> **EXERCISE INSTRUCTIONS**:
- A) From the Hal Varian quotation in the R for Data Science page, list each thing the quotation says one must be able to do with data.
- B) Write out the part of the R for Data Science page starting with "Predictive modeling includes" and going on through "label, e.g., yes/no)".

> **READING PASSAGE**:

Intro to R - 5. R for Data Science

What is Data Science?

Data Science

Data Science is still evolving. One definition by Hal Varian (Chief economist at Google and professor at UC Berkeley) is:

The ability to take data – to be able to understand it, to process it, to extract value from it, to visualize it, to communicate it – that’s going to be a hugely important skill in the next decades._ – Hal Varian

Data Science

Data Science LifeCycle

Source: https://datascience.berkeley.edu/about/what-is-data-science/

Predictive Modeling

Predictive modeling includes

  • Data mining

  • Machine learning

  • Prediction

    • regression (predict a number, e.g., the age of a person)
    • classification (predict a label, e.g., yes/no)

Predictive Modeling Workflow

Workflow of Predictive Modeling

Predictive Modeling Workflow in R

Workflow of Predictive Modeling with R

Example

data(mtcars)    # Load the dataset
knitr::kable(head(mtcars))

> **MATERIAL**:
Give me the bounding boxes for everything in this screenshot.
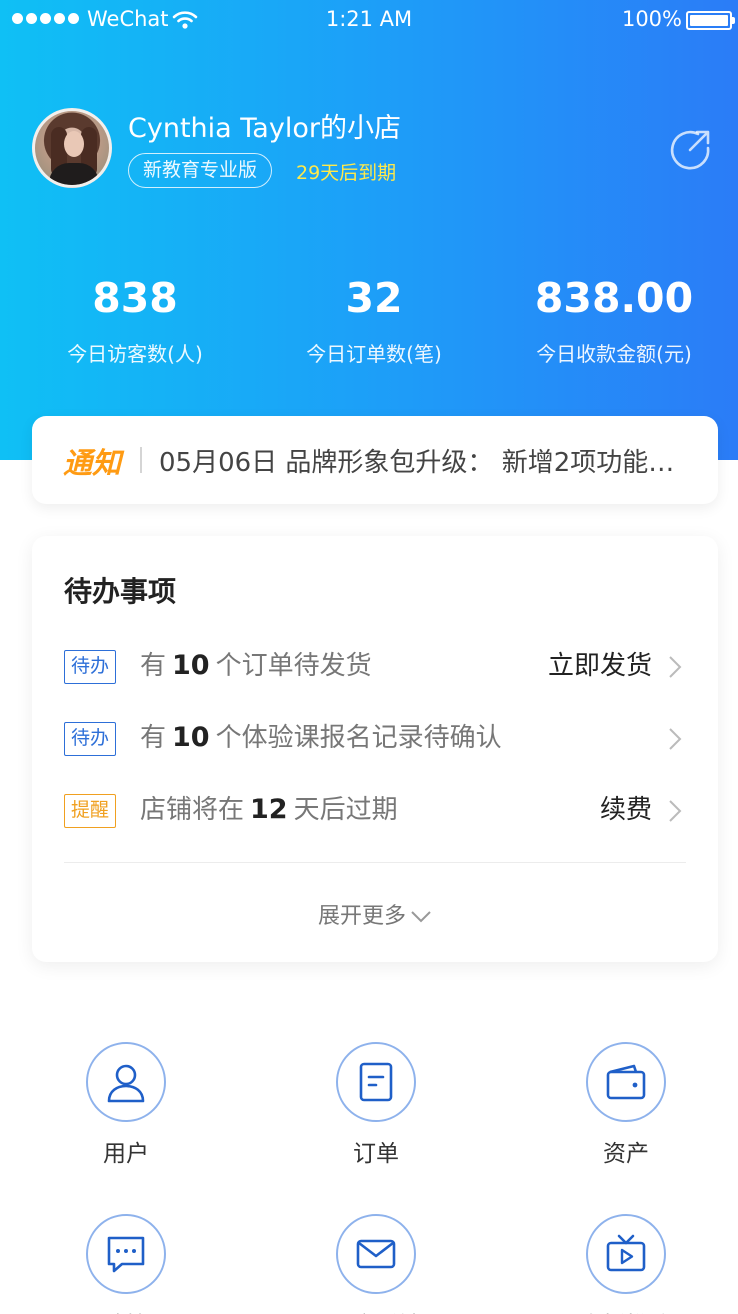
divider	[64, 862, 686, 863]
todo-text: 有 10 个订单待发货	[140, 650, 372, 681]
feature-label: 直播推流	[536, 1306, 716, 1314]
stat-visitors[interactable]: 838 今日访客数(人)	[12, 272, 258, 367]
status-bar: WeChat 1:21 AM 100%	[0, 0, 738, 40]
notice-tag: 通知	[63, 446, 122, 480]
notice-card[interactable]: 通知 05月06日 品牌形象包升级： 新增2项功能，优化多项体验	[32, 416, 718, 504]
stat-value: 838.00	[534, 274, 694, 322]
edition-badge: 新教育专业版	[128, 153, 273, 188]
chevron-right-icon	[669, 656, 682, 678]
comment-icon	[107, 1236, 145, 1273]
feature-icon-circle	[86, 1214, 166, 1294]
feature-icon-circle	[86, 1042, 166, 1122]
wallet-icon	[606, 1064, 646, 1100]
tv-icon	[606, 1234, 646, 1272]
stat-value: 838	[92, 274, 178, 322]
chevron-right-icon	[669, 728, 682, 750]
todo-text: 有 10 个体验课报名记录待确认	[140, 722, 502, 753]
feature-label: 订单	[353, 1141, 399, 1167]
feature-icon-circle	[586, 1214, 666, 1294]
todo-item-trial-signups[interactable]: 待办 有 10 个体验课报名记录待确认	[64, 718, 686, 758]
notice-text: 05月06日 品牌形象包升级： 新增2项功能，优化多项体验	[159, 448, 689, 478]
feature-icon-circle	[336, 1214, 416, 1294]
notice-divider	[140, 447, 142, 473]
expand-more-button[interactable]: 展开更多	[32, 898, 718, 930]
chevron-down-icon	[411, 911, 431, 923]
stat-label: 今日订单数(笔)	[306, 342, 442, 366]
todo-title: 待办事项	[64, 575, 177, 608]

> **WRITTEN RESPONSES**:
- A)
- understand it
- process it
- extract value from it
- visualize it
- communicate it

- B)
Predictive modeling includes

  • Data mining

  • Machine learning

  • Prediction

    • regression (predict a number, e.g., the age of a person)
    • classification (predict a label, e.g., yes/no)